> **Requirements**: Go through the entries and transcribe each one exactly, dropping the pictures.
▼
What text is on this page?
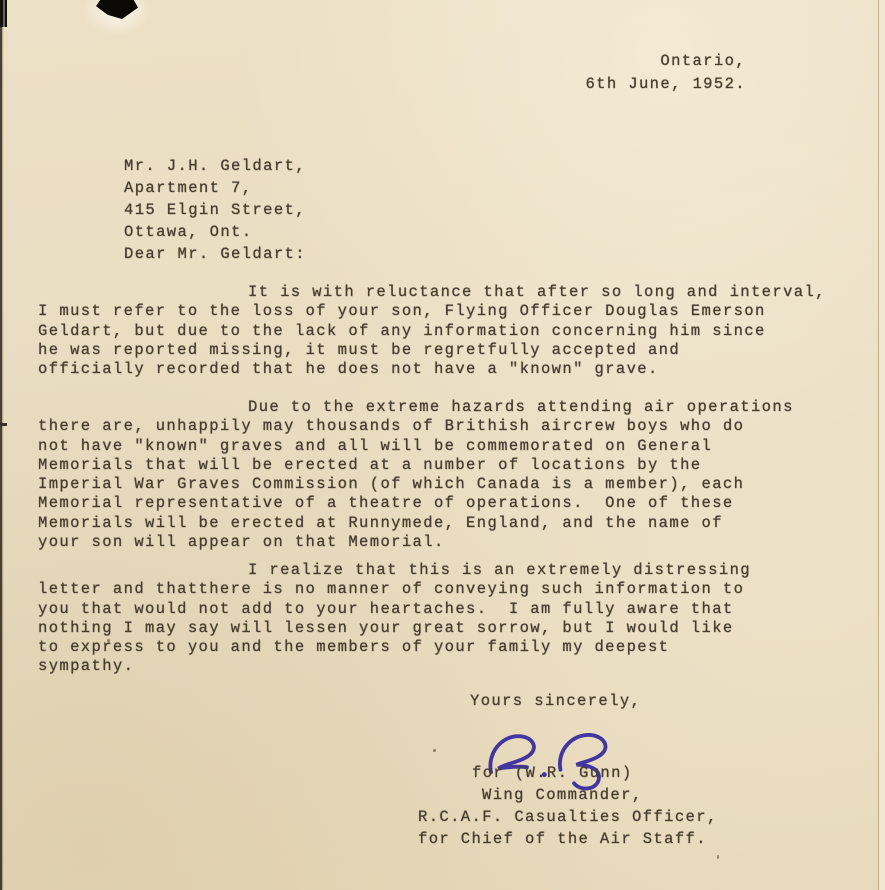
Ontario,
6th June, 1952.
Mr. J.H. Geldart,
Apartment 7,
415 Elgin Street,
Ottawa, Ont.
Dear Mr. Geldart:
It is with reluctance that after so long and interval,
I must refer to the loss of your son, Flying Officer Douglas Emerson
Geldart, but due to the lack of any information concerning him since
he was reported missing, it must be regretfully accepted and
officially recorded that he does not have a "known" grave.
Due to the extreme hazards attending air operations
there are, unhappily may thousands of Brithish aircrew boys who do
not have "known" graves and all will be commemorated on General
Memorials that will be erected at a number of locations by the
Imperial War Graves Commission (of which Canada is a member), each
Memorial representative of a theatre of operations.  One of these
Memorials will be erected at Runnymede, England, and the name of
your son will appear on that Memorial.
I realize that this is an extremely distressing
letter and thatthere is no manner of conveying such information to
you that would not add to your heartaches.  I am fully aware that
nothing I may say will lessen your great sorrow, but I would like
to express to you and the members of your family my deepest
sympathy.
Yours sincerely,
for (W.R. Gunn)
Wing Commander,
R.C.A.F. Casualties Officer,
for Chief of the Air Staff.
▲
> **Right answer**:
What text is on this page?
Ontario,
6th June, 1952.
Mr. J.H. Geldart,
Apartment 7,
415 Elgin Street,
Ottawa, Ont.
Dear Mr. Geldart:
It is with reluctance that after so long and interval,
I must refer to the loss of your son, Flying Officer Douglas Emerson
Geldart, but due to the lack of any information concerning him since
he was reported missing, it must be regretfully accepted and
officially recorded that he does not have a "known" grave.
Due to the extreme hazards attending air operations
there are, unhappily may thousands of Brithish aircrew boys who do
not have "known" graves and all will be commemorated on General
Memorials that will be erected at a number of locations by the
Imperial War Graves Commission (of which Canada is a member), each
Memorial representative of a theatre of operations.  One of these
Memorials will be erected at Runnymede, England, and the name of
your son will appear on that Memorial.
I realize that this is an extremely distressing
letter and thatthere is no manner of conveying such information to
you that would not add to your heartaches.  I am fully aware that
nothing I may say will lessen your great sorrow, but I would like
to express to you and the members of your family my deepest
sympathy.
Yours sincerely,
for (W.R. Gunn)
Wing Commander,
R.C.A.F. Casualties Officer,
for Chief of the Air Staff.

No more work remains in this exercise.